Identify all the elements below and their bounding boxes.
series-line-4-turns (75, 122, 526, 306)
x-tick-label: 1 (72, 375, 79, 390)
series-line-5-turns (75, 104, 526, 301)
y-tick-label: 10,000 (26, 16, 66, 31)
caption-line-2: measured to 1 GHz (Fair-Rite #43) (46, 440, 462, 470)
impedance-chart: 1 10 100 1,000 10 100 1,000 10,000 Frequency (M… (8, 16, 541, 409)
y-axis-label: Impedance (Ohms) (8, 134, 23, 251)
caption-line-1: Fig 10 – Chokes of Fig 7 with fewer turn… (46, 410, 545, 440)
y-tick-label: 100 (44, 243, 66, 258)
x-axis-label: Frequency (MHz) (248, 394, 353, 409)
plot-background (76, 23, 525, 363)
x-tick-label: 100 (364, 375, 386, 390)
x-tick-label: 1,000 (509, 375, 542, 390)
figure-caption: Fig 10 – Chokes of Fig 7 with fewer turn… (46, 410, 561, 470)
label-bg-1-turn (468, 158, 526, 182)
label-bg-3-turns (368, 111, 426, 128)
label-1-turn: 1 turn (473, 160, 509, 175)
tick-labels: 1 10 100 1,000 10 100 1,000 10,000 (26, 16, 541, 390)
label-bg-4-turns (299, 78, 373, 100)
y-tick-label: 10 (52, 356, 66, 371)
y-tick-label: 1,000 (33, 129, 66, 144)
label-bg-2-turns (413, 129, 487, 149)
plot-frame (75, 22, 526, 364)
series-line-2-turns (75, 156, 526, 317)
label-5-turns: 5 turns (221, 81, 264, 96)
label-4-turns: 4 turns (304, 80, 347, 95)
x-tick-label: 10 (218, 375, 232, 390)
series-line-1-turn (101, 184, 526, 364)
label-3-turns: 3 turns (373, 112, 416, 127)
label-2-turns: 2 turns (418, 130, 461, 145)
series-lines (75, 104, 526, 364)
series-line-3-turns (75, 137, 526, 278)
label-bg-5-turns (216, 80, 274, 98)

━━━━━━━━

### EXERCISE PROMPT
Copy out every line of the material above word for word, keeping the same order and all the numbers.

### THE OUTPUT
Identify all the elements below and their bounding boxes.
series-line-4-turns (75, 122, 526, 306)
x-tick-label: 1 (72, 375, 79, 390)
series-line-5-turns (75, 104, 526, 301)
y-tick-label: 10,000 (26, 16, 66, 31)
caption-line-2: measured to 1 GHz (Fair-Rite #43) (46, 440, 462, 470)
impedance-chart: 1 10 100 1,000 10 100 1,000 10,000 Frequency (M… (8, 16, 541, 409)
y-axis-label: Impedance (Ohms) (8, 134, 23, 251)
caption-line-1: Fig 10 – Chokes of Fig 7 with fewer turn… (46, 410, 545, 440)
y-tick-label: 100 (44, 243, 66, 258)
x-axis-label: Frequency (MHz) (248, 394, 353, 409)
plot-background (76, 23, 525, 363)
x-tick-label: 100 (364, 375, 386, 390)
x-tick-label: 1,000 (509, 375, 542, 390)
figure-caption: Fig 10 – Chokes of Fig 7 with fewer turn… (46, 410, 561, 470)
label-bg-1-turn (468, 158, 526, 182)
label-bg-3-turns (368, 111, 426, 128)
label-1-turn: 1 turn (473, 160, 509, 175)
tick-labels: 1 10 100 1,000 10 100 1,000 10,000 (26, 16, 541, 390)
label-bg-4-turns (299, 78, 373, 100)
y-tick-label: 10 (52, 356, 66, 371)
y-tick-label: 1,000 (33, 129, 66, 144)
label-bg-2-turns (413, 129, 487, 149)
plot-frame (75, 22, 526, 364)
series-line-2-turns (75, 156, 526, 317)
label-5-turns: 5 turns (221, 81, 264, 96)
label-4-turns: 4 turns (304, 80, 347, 95)
x-tick-label: 10 (218, 375, 232, 390)
series-line-1-turn (101, 184, 526, 364)
label-3-turns: 3 turns (373, 112, 416, 127)
label-2-turns: 2 turns (418, 130, 461, 145)
series-lines (75, 104, 526, 364)
series-line-3-turns (75, 137, 526, 278)
label-bg-5-turns (216, 80, 274, 98)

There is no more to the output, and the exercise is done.